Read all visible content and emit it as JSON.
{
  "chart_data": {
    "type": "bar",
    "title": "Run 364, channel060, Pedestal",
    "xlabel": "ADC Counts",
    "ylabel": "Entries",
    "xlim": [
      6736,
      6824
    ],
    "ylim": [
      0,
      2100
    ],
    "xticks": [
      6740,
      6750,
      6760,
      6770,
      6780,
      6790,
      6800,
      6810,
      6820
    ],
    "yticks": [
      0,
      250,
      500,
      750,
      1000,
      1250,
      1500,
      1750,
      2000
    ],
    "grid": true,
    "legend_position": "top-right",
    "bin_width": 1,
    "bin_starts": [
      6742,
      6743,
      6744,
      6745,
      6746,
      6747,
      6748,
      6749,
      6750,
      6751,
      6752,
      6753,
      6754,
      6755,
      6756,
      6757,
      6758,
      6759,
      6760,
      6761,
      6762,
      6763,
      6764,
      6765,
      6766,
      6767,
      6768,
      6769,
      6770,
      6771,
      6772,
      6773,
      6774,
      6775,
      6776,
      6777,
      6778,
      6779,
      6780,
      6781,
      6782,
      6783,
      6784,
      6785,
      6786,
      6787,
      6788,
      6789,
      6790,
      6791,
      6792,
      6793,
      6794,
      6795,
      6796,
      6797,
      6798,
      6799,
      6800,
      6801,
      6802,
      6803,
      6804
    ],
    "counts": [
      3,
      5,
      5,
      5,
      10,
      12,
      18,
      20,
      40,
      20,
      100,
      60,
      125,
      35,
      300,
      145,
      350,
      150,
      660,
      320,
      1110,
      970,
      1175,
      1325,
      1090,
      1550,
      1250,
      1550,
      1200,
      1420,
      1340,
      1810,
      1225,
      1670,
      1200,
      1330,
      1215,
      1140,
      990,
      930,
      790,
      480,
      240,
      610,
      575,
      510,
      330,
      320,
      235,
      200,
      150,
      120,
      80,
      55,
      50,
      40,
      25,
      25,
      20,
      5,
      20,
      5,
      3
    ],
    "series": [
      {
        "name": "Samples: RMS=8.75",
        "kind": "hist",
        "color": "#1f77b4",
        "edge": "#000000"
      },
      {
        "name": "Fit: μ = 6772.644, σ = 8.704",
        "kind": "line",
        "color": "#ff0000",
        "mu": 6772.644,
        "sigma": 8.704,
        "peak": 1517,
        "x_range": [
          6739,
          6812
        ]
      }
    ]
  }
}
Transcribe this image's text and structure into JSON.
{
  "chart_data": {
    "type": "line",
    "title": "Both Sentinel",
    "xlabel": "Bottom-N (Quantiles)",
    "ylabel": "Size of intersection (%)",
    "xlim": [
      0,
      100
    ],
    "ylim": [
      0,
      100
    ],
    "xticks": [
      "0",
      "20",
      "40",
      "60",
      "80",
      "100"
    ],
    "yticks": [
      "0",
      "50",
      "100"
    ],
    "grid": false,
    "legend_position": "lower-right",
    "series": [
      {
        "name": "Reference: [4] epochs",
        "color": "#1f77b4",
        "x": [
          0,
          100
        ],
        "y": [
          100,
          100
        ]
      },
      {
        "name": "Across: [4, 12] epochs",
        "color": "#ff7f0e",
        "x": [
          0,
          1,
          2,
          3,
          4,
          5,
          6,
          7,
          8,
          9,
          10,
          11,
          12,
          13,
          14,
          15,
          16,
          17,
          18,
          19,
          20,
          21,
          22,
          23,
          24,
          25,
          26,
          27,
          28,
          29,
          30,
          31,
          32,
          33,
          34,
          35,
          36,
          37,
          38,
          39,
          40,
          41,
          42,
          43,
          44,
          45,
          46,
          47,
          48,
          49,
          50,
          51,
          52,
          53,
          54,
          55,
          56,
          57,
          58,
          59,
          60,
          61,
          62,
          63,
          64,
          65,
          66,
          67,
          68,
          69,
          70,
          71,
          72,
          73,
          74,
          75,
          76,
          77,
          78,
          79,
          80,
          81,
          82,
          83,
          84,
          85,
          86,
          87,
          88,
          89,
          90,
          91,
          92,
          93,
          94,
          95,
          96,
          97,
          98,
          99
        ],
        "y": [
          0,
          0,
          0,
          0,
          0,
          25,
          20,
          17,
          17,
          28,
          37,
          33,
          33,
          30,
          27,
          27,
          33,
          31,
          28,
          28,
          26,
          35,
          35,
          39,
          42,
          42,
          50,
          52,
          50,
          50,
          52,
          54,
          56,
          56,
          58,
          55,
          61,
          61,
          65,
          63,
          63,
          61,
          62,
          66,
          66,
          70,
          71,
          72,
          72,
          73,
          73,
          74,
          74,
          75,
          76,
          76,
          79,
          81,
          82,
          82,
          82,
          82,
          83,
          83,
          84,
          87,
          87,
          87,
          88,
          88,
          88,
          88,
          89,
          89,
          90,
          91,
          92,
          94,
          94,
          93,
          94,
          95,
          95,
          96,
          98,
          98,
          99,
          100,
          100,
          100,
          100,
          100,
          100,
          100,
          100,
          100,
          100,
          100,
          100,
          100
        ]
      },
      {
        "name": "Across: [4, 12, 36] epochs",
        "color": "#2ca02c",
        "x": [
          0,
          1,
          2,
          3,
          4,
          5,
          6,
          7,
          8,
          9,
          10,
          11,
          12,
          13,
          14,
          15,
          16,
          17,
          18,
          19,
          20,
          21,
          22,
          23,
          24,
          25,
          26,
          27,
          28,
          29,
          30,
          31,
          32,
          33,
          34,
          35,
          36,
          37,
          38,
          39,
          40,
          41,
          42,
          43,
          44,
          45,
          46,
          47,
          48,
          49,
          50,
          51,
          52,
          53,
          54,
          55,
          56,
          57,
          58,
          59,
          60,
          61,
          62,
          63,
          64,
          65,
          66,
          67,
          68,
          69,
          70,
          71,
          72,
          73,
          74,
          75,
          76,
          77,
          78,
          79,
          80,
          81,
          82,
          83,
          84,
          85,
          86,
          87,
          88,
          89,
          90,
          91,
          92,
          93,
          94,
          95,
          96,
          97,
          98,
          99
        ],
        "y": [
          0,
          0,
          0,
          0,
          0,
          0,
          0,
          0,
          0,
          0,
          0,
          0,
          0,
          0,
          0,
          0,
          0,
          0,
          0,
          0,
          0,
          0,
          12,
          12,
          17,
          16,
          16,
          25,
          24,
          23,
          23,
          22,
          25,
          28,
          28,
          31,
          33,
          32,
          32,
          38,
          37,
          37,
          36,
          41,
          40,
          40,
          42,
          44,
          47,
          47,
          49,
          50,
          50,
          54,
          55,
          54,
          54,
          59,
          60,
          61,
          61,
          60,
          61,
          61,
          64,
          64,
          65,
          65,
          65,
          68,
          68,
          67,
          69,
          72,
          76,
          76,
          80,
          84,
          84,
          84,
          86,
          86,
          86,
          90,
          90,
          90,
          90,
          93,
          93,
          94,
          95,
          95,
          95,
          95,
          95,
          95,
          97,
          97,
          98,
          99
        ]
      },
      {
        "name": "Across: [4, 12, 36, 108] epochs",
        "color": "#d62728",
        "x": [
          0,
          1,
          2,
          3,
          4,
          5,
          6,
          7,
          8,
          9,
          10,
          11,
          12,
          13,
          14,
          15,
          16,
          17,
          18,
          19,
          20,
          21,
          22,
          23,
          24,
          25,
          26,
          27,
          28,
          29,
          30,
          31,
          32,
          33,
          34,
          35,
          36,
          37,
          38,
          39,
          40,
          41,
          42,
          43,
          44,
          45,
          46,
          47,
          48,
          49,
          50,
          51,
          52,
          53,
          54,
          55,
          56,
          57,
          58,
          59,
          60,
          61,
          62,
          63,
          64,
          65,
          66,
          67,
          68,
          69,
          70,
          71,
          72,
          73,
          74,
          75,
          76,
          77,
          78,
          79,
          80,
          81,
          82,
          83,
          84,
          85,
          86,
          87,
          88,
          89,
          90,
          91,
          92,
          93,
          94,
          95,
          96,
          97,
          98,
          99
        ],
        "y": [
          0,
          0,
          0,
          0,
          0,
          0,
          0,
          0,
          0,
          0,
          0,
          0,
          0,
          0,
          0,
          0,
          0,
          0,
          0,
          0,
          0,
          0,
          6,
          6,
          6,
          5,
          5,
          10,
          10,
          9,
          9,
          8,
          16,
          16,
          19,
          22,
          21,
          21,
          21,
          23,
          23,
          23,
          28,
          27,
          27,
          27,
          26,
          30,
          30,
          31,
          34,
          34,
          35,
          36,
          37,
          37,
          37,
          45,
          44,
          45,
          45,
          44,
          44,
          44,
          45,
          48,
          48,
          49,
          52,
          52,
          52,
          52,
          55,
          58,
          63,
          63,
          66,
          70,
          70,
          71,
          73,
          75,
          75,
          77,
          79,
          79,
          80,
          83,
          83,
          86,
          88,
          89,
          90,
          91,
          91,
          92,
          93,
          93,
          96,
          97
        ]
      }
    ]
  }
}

▶ **Set problem**
Find the string "epochs" in the listing and return every line that holds it.

▶ **Output for this exercise**
        "name": "Reference: [4] epochs",
        "name": "Across: [4, 12] epochs",
        "name": "Across: [4, 12, 36] epochs",
        "name": "Across: [4, 12, 36, 108] epochs",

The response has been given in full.